**RECORDS FOR THIS EXERCISE**:

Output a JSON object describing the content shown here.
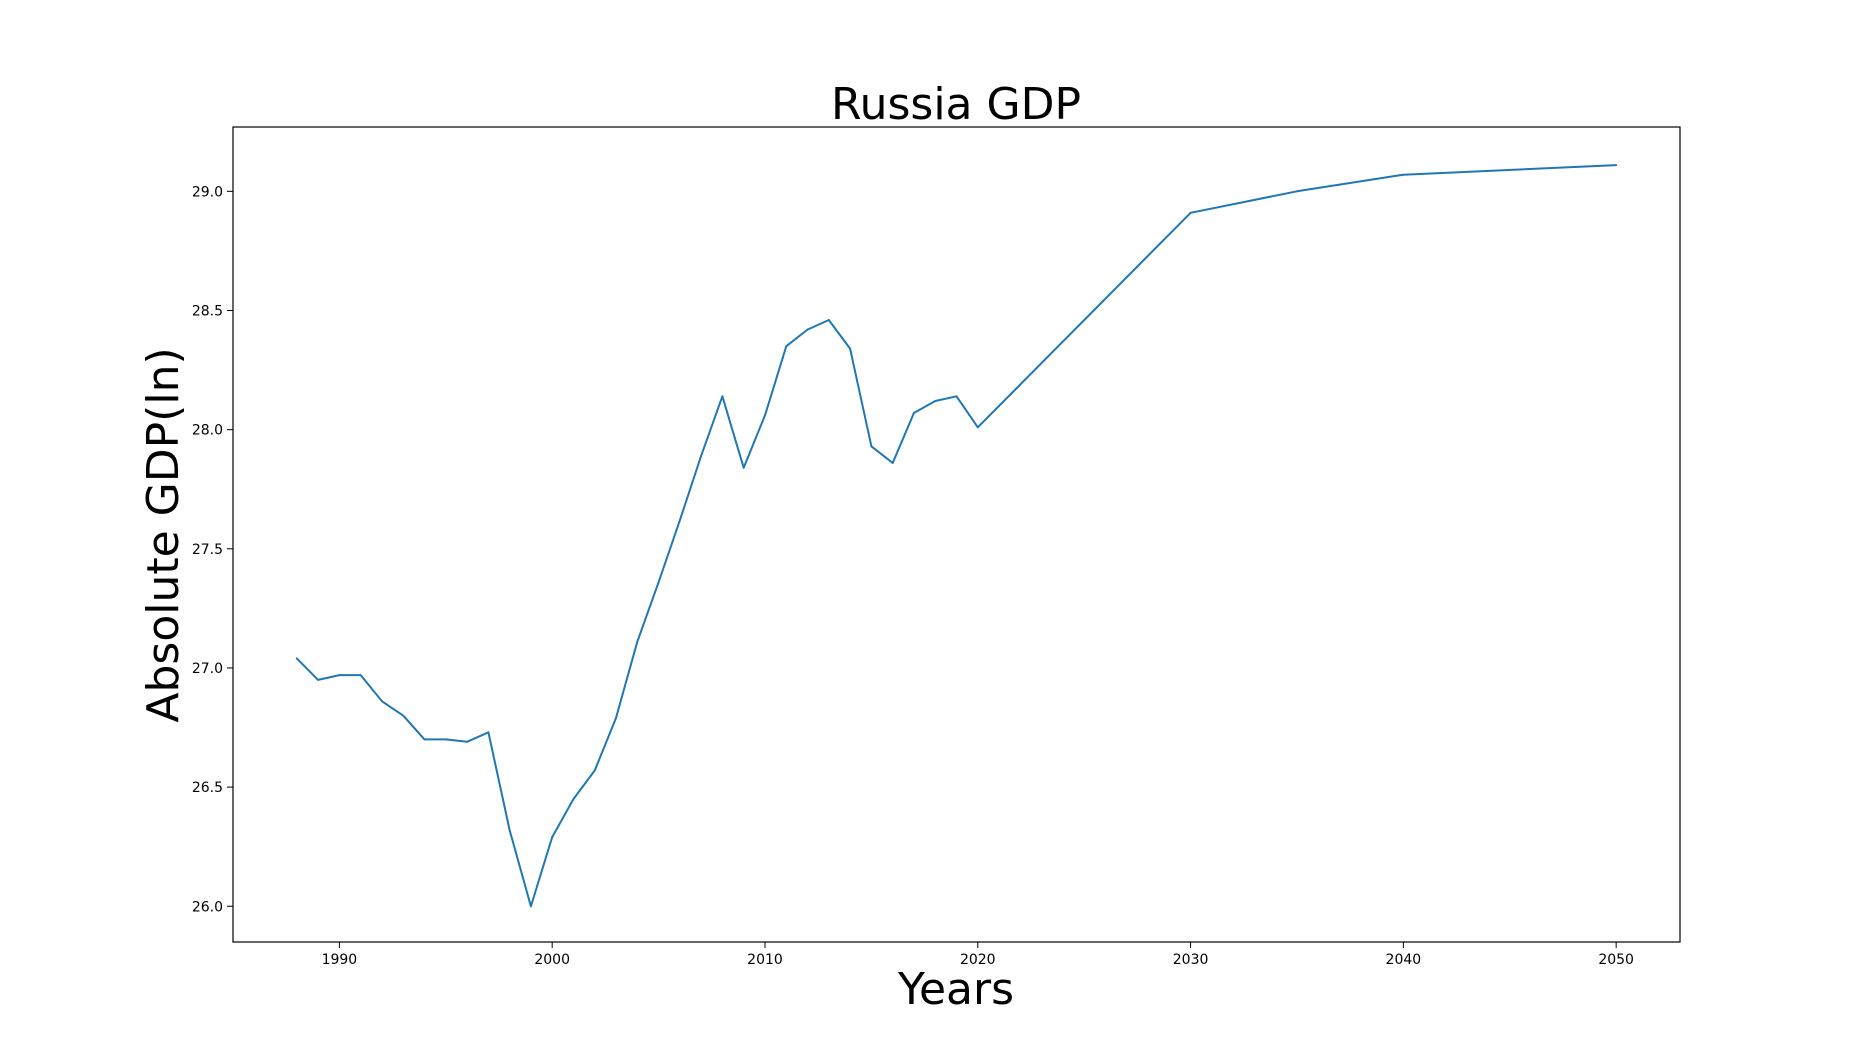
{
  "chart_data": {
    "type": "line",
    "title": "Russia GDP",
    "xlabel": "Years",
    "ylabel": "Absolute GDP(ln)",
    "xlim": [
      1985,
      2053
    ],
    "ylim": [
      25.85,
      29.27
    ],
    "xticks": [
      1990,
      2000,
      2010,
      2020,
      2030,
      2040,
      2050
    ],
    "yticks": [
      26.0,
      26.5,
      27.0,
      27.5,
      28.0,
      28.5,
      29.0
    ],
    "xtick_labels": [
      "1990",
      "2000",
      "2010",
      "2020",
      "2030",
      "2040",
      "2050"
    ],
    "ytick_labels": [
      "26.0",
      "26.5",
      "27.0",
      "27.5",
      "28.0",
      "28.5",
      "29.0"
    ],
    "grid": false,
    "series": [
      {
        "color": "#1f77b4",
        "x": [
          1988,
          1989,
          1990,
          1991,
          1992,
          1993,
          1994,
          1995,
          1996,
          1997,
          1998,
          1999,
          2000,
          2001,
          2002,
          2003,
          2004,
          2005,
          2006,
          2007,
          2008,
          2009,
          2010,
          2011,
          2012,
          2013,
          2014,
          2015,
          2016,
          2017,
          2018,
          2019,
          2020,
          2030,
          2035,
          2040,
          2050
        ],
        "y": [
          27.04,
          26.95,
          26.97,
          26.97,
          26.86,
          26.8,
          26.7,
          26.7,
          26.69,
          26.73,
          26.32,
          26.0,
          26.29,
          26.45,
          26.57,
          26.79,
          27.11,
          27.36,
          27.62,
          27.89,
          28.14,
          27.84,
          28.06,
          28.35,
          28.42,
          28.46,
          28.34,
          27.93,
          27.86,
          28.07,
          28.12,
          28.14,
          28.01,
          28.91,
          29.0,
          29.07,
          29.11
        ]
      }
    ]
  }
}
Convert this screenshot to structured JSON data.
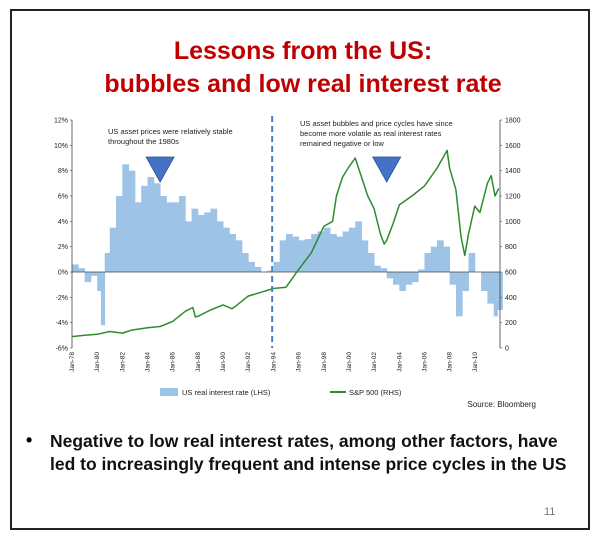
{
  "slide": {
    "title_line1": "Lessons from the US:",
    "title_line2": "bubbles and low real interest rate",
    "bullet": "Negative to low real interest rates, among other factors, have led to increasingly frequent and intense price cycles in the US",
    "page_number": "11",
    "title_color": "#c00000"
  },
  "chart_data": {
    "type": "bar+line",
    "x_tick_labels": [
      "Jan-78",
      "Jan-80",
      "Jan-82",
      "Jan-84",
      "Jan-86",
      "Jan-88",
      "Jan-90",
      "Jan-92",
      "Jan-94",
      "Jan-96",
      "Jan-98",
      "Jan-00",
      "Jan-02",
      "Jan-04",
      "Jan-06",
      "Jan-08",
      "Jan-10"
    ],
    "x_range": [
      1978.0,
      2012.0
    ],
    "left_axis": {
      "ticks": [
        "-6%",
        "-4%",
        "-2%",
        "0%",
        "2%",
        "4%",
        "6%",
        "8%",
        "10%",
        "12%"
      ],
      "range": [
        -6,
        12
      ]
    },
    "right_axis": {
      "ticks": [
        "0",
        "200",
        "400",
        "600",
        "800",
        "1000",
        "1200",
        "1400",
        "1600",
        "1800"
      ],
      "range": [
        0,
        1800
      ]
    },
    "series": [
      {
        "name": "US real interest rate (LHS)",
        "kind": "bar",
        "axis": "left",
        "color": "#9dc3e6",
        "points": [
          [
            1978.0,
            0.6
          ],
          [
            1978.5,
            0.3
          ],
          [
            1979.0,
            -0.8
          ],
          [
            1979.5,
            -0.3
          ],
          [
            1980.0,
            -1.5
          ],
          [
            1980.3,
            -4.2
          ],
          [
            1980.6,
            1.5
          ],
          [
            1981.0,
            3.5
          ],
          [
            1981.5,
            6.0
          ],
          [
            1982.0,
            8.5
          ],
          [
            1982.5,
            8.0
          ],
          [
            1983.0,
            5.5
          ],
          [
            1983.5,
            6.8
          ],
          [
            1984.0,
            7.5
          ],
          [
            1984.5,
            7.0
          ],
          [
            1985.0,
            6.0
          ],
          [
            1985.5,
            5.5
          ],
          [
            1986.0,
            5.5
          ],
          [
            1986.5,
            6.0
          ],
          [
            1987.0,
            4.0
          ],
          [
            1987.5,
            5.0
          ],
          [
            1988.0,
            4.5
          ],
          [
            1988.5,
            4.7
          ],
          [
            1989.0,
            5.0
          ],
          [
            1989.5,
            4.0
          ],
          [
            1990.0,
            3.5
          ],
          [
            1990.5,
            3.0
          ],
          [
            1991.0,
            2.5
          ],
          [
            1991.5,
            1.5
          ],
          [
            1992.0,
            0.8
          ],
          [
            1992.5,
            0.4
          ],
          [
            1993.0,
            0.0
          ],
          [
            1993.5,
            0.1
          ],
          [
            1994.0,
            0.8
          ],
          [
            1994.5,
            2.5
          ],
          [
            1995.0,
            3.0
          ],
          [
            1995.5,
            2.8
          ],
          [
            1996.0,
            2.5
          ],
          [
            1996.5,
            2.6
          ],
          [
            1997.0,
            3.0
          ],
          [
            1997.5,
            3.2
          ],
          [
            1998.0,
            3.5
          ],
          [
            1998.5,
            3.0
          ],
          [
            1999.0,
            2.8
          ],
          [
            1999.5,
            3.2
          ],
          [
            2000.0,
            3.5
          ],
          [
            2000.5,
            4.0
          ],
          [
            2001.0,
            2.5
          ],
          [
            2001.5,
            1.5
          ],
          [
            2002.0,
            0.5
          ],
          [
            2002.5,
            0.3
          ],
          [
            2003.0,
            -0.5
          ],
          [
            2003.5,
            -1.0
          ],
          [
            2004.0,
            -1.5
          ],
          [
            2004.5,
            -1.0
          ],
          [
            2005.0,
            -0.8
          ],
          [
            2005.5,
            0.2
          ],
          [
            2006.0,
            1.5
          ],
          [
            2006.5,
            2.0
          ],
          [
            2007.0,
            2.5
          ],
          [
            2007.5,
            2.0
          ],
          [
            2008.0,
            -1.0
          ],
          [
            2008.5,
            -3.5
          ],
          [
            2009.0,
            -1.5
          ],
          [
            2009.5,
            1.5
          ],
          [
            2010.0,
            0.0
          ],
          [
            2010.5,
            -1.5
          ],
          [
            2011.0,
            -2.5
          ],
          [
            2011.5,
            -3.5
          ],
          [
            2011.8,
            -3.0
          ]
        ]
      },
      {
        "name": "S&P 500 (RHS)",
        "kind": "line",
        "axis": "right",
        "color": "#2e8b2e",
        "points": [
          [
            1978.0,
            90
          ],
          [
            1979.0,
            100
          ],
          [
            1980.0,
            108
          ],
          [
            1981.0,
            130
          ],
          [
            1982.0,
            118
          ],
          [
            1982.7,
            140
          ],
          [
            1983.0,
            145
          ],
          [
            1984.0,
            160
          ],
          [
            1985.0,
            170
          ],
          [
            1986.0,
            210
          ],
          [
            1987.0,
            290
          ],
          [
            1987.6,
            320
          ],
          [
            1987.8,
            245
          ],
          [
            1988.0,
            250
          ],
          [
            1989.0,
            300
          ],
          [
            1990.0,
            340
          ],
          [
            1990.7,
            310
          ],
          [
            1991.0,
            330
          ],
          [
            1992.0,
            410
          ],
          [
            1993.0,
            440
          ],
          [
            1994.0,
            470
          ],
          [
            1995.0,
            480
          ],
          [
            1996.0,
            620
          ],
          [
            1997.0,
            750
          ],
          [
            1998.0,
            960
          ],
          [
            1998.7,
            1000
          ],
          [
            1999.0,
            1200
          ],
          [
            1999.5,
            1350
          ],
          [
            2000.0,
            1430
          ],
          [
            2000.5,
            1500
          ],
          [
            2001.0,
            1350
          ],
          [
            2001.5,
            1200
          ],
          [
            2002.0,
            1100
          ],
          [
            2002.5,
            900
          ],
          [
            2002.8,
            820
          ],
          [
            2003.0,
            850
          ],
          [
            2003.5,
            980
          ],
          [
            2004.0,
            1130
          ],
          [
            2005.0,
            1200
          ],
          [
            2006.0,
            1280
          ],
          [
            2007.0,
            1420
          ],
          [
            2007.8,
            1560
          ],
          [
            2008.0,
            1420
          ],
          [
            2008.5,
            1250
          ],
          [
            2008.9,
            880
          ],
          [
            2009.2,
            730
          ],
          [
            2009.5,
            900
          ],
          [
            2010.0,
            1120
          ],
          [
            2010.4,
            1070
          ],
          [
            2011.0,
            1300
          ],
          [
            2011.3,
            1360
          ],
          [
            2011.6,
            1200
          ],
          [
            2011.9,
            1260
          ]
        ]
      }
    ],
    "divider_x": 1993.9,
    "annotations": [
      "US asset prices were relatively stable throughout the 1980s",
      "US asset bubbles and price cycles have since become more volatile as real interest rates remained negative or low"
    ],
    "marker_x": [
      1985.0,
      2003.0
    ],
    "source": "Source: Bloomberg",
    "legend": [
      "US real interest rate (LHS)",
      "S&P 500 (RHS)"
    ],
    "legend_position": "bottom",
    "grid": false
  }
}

**YOUR TASK**:
Go through the material and copy out every line with "asset" in it.

**RESULT**:
      "US asset prices were relatively stable throughout the 1980s",
      "US asset bubbles and price cycles have since become more volatile as real interest rates remained negative or low"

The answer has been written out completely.